• [ASSIGNMENT]: Whatever appears in the data below, copy it exactly.

• [MATERIAL SUPPLIED]:

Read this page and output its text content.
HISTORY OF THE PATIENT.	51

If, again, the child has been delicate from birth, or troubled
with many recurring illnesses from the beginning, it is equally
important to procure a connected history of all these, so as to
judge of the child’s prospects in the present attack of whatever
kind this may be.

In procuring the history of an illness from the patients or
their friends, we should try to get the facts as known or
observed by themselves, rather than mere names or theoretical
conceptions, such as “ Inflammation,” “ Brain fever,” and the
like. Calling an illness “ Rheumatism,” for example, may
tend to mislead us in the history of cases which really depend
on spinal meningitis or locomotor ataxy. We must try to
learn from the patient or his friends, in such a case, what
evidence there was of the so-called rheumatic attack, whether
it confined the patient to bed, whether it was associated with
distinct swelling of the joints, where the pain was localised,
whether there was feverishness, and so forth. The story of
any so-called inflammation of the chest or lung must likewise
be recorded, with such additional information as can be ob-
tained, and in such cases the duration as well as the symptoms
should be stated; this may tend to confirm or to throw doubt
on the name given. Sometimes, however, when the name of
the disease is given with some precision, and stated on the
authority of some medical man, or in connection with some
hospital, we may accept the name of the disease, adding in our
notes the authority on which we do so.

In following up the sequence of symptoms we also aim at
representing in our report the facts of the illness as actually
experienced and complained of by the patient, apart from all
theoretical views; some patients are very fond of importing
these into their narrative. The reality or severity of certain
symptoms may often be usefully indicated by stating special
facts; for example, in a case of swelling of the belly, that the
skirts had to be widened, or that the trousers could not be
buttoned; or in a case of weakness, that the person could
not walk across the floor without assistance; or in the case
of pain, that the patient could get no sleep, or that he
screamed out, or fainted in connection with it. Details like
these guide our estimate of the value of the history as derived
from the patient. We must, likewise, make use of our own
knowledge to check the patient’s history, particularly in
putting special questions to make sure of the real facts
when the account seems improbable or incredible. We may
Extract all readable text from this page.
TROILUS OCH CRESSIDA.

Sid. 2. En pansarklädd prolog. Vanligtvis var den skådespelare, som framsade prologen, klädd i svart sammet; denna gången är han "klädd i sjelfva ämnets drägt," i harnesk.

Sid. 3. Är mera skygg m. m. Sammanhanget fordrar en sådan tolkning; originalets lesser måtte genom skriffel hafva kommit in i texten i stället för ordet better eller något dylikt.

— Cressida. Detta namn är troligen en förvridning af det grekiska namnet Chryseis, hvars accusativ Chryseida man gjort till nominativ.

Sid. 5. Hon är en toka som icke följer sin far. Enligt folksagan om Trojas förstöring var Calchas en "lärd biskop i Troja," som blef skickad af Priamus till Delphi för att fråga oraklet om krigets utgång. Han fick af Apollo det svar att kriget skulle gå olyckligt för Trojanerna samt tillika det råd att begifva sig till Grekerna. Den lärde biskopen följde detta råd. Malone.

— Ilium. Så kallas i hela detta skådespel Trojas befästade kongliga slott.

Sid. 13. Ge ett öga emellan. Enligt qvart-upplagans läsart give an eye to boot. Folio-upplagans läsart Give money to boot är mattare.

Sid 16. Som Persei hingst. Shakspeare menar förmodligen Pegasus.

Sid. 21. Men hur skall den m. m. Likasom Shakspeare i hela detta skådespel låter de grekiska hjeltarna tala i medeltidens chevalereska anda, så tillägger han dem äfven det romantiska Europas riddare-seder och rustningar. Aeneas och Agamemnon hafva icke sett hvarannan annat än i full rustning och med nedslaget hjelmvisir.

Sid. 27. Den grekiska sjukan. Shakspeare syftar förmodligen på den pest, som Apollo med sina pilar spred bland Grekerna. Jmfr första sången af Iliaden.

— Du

• [ANSWER FOR THIS EXERCISE]:
Read this page and output its text content.
HISTORY OF THE PATIENT.	51

If, again, the child has been delicate from birth, or troubled
with many recurring illnesses from the beginning, it is equally
important to procure a connected history of all these, so as to
judge of the child’s prospects in the present attack of whatever
kind this may be.

In procuring the history of an illness from the patients or
their friends, we should try to get the facts as known or
observed by themselves, rather than mere names or theoretical
conceptions, such as “ Inflammation,” “ Brain fever,” and the
like. Calling an illness “ Rheumatism,” for example, may
tend to mislead us in the history of cases which really depend
on spinal meningitis or locomotor ataxy. We must try to
learn from the patient or his friends, in such a case, what
evidence there was of the so-called rheumatic attack, whether
it confined the patient to bed, whether it was associated with
distinct swelling of the joints, where the pain was localised,
whether there was feverishness, and so forth. The story of
any so-called inflammation of the chest or lung must likewise
be recorded, with such additional information as can be ob-
tained, and in such cases the duration as well as the symptoms
should be stated; this may tend to confirm or to throw doubt
on the name given. Sometimes, however, when the name of
the disease is given with some precision, and stated on the
authority of some medical man, or in connection with some
hospital, we may accept the name of the disease, adding in our
notes the authority on which we do so.

In following up the sequence of symptoms we also aim at
representing in our report the facts of the illness as actually
experienced and complained of by the patient, apart from all
theoretical views; some patients are very fond of importing
these into their narrative. The reality or severity of certain
symptoms may often be usefully indicated by stating special
facts; for example, in a case of swelling of the belly, that the
skirts had to be widened, or that the trousers could not be
buttoned; or in a case of weakness, that the person could
not walk across the floor without assistance; or in the case
of pain, that the patient could get no sleep, or that he
screamed out, or fainted in connection with it. Details like
these guide our estimate of the value of the history as derived
from the patient. We must, likewise, make use of our own
knowledge to check the patient’s history, particularly in
putting special questions to make sure of the real facts
when the account seems improbable or incredible. We may
Extract all readable text from this page.
TROILUS OCH CRESSIDA.

Sid. 2. En pansarklädd prolog. Vanligtvis var den skådespelare, som framsade prologen, klädd i svart sammet; denna gången är han "klädd i sjelfva ämnets drägt," i harnesk.

Sid. 3. Är mera skygg m. m. Sammanhanget fordrar en sådan tolkning; originalets lesser måtte genom skriffel hafva kommit in i texten i stället för ordet better eller något dylikt.

— Cressida. Detta namn är troligen en förvridning af det grekiska namnet Chryseis, hvars accusativ Chryseida man gjort till nominativ.

Sid. 5. Hon är en toka som icke följer sin far. Enligt folksagan om Trojas förstöring var Calchas en "lärd biskop i Troja," som blef skickad af Priamus till Delphi för att fråga oraklet om krigets utgång. Han fick af Apollo det svar att kriget skulle gå olyckligt för Trojanerna samt tillika det råd att begifva sig till Grekerna. Den lärde biskopen följde detta råd. Malone.

— Ilium. Så kallas i hela detta skådespel Trojas befästade kongliga slott.

Sid. 13. Ge ett öga emellan. Enligt qvart-upplagans läsart give an eye to boot. Folio-upplagans läsart Give money to boot är mattare.

Sid 16. Som Persei hingst. Shakspeare menar förmodligen Pegasus.

Sid. 21. Men hur skall den m. m. Likasom Shakspeare i hela detta skådespel låter de grekiska hjeltarna tala i medeltidens chevalereska anda, så tillägger han dem äfven det romantiska Europas riddare-seder och rustningar. Aeneas och Agamemnon hafva icke sett hvarannan annat än i full rustning och med nedslaget hjelmvisir.

Sid. 27. Den grekiska sjukan. Shakspeare syftar förmodligen på den pest, som Apollo med sina pilar spred bland Grekerna. Jmfr första sången af Iliaden.

— Du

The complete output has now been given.